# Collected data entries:
☆ ☆ ☆
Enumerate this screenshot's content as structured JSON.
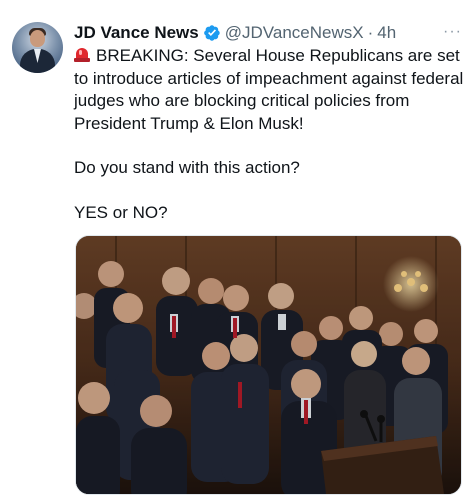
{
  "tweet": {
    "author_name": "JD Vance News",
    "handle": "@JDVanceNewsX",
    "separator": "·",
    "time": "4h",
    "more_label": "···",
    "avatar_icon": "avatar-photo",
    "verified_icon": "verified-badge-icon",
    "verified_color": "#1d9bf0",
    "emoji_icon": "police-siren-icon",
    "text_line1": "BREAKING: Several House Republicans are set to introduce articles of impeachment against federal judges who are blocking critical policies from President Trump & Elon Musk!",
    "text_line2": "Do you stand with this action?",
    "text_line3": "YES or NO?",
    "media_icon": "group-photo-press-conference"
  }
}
☆ ☆ ☆
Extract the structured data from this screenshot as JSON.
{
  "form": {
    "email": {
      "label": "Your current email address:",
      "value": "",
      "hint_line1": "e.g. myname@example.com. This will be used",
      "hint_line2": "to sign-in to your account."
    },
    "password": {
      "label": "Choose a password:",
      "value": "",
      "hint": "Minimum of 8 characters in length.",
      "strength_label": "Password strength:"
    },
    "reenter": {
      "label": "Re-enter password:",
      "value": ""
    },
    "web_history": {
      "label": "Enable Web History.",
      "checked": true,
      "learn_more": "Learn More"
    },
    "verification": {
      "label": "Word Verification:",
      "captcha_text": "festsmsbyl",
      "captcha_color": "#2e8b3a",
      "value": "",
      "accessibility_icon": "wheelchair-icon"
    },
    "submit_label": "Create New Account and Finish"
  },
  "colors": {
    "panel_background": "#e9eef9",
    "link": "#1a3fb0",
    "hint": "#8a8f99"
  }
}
☆ ☆ ☆
# WHAT IS EXPECTED:
Search the material above for "from". Pull out each line where it shows up.

# EXERCISE ANSWER:
    "text_line1": "BREAKING: Several House Republicans are set to introduce articles of impeachment against federal judges who are blocking critical policies from President Trump & Elon Musk!",
Extract the structured data from this screenshot as JSON.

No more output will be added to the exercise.